→ **TASK**
The entries below should be output exactly as written.

→ **DATA LISTING**
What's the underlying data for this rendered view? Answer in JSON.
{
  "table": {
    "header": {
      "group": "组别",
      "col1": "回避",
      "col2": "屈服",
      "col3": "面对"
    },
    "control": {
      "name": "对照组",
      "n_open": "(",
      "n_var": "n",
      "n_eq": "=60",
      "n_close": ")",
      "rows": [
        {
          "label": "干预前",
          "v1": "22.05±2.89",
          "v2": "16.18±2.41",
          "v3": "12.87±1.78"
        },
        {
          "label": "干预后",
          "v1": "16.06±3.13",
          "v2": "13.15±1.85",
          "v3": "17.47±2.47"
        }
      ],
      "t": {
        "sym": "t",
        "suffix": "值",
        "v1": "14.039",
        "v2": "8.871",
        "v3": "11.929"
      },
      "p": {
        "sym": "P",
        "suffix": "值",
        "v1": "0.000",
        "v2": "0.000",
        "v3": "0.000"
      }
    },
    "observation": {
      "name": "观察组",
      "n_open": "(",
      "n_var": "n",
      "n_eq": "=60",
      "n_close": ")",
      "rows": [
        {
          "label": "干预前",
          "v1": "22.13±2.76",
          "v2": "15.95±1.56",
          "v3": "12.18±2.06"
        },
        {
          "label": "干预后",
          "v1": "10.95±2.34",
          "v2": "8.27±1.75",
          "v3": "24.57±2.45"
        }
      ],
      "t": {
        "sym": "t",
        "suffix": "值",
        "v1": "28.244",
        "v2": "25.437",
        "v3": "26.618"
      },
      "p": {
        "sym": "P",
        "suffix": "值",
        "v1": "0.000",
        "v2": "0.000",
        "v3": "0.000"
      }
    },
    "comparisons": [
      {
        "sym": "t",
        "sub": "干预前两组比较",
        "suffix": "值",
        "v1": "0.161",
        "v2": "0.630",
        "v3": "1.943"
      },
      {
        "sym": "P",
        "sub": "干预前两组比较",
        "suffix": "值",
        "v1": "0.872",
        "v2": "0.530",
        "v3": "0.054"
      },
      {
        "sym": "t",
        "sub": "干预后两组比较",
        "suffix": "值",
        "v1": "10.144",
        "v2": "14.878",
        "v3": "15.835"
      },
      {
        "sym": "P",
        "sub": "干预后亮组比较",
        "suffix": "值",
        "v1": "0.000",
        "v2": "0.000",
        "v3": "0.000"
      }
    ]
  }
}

→ **TASK OUTPUT**
What's the underlying data for this rendered view? Answer in JSON.
{
  "table": {
    "header": {
      "group": "组别",
      "col1": "回避",
      "col2": "屈服",
      "col3": "面对"
    },
    "control": {
      "name": "对照组",
      "n_open": "(",
      "n_var": "n",
      "n_eq": "=60",
      "n_close": ")",
      "rows": [
        {
          "label": "干预前",
          "v1": "22.05±2.89",
          "v2": "16.18±2.41",
          "v3": "12.87±1.78"
        },
        {
          "label": "干预后",
          "v1": "16.06±3.13",
          "v2": "13.15±1.85",
          "v3": "17.47±2.47"
        }
      ],
      "t": {
        "sym": "t",
        "suffix": "值",
        "v1": "14.039",
        "v2": "8.871",
        "v3": "11.929"
      },
      "p": {
        "sym": "P",
        "suffix": "值",
        "v1": "0.000",
        "v2": "0.000",
        "v3": "0.000"
      }
    },
    "observation": {
      "name": "观察组",
      "n_open": "(",
      "n_var": "n",
      "n_eq": "=60",
      "n_close": ")",
      "rows": [
        {
          "label": "干预前",
          "v1": "22.13±2.76",
          "v2": "15.95±1.56",
          "v3": "12.18±2.06"
        },
        {
          "label": "干预后",
          "v1": "10.95±2.34",
          "v2": "8.27±1.75",
          "v3": "24.57±2.45"
        }
      ],
      "t": {
        "sym": "t",
        "suffix": "值",
        "v1": "28.244",
        "v2": "25.437",
        "v3": "26.618"
      },
      "p": {
        "sym": "P",
        "suffix": "值",
        "v1": "0.000",
        "v2": "0.000",
        "v3": "0.000"
      }
    },
    "comparisons": [
      {
        "sym": "t",
        "sub": "干预前两组比较",
        "suffix": "值",
        "v1": "0.161",
        "v2": "0.630",
        "v3": "1.943"
      },
      {
        "sym": "P",
        "sub": "干预前两组比较",
        "suffix": "值",
        "v1": "0.872",
        "v2": "0.530",
        "v3": "0.054"
      },
      {
        "sym": "t",
        "sub": "干预后两组比较",
        "suffix": "值",
        "v1": "10.144",
        "v2": "14.878",
        "v3": "15.835"
      },
      {
        "sym": "P",
        "sub": "干预后亮组比较",
        "suffix": "值",
        "v1": "0.000",
        "v2": "0.000",
        "v3": "0.000"
      }
    ]
  }
}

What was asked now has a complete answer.